> TEXTE DE LECTURE:
Il veut absolument que j' aille uriner avant de rentrer dans le caisson car les produits qui me sont injectés sont là pour me réhydrater et si l' envi ne vient pas avant 16h00 la sonde est à envisager.

A chaque mouvement la tête me tourne et des nausées font leur apparition.

15h45, je demande enfin à aller aux toilettes, au grand soulagement de tout le monde. Accompagné par l' équipe médicale je passe devant une glace et forte est ma stupeur car j' ai du mal à me reconnaître, mon visage est d' une pâleur cadavérique, mes yeux sont cernés, mon corps tout recroquevillé et des tuyaux semblent être branchés partout dans mes bras.

16h00, première entrée dans le caisson, les explications fusent pour m' expliquer le fonctionnement des instruments de "torture" qui seront mes seuls compagnons pendant les cinq prochaines heures.

> DONNÉES FOURNIES:
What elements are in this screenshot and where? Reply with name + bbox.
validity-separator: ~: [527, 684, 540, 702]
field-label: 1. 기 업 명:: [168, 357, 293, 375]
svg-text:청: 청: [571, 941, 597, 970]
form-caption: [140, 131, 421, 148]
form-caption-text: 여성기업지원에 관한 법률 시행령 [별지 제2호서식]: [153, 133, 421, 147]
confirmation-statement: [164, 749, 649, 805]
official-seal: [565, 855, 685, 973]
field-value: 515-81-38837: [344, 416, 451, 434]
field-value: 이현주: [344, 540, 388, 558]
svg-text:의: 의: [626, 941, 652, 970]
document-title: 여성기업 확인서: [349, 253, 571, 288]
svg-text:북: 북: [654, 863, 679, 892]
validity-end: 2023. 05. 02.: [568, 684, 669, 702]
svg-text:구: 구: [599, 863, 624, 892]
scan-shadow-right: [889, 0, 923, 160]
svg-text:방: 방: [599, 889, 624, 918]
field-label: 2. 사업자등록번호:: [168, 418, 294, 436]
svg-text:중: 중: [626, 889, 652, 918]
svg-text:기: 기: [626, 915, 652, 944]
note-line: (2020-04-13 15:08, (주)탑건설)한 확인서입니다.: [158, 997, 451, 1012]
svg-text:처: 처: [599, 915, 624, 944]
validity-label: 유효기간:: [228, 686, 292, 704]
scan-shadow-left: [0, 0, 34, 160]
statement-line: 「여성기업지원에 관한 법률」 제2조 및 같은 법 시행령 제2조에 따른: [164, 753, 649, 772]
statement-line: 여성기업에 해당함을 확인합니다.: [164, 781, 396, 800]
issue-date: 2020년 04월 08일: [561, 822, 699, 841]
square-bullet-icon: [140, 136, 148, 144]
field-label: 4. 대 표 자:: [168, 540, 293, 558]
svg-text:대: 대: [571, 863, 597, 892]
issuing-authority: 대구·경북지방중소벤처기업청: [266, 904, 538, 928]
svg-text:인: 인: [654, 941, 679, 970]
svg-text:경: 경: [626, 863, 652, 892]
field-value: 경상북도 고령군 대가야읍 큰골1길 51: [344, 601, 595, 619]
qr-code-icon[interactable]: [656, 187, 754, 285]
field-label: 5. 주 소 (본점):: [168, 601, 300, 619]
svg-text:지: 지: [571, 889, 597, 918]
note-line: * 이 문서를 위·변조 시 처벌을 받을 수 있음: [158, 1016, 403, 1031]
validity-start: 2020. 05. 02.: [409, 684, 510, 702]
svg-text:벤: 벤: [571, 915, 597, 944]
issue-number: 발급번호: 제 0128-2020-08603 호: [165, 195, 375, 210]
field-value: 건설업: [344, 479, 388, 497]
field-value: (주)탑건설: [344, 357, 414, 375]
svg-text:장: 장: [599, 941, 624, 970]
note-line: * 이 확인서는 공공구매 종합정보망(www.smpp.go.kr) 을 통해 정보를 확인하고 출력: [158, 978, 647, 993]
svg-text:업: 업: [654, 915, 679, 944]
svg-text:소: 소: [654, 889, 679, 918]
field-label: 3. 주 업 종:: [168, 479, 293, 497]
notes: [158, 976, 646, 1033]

> QUESTIONS:
A. Répondez à ces questions à partir du texte :
(i) À quelle heure la demande d'aller aux toilettes est-elle enfin faite ?
(ii) Qu'est-il à envisager si l'envie ne vient pas avant 16h00 ?
(iii) Pendant combien de temps les instruments seront-ils les seuls compagnons dans le caisson ?
B. Citez le texte de « 16h00, première entrée » à « cinq prochaines heures. ».
Les enregistrements ne jouent aucun rôle dans cet exercice.

> RÉPONSES PAR QUESTION:
A.
(i) À 15h45.
(ii) La sonde.
(iii) Pendant les cinq prochaines heures.

B.
16h00, première entrée dans le caisson, les explications fusent pour m' expliquer le fonctionnement des instruments de "torture" qui seront mes seuls compagnons pendant les cinq prochaines heures.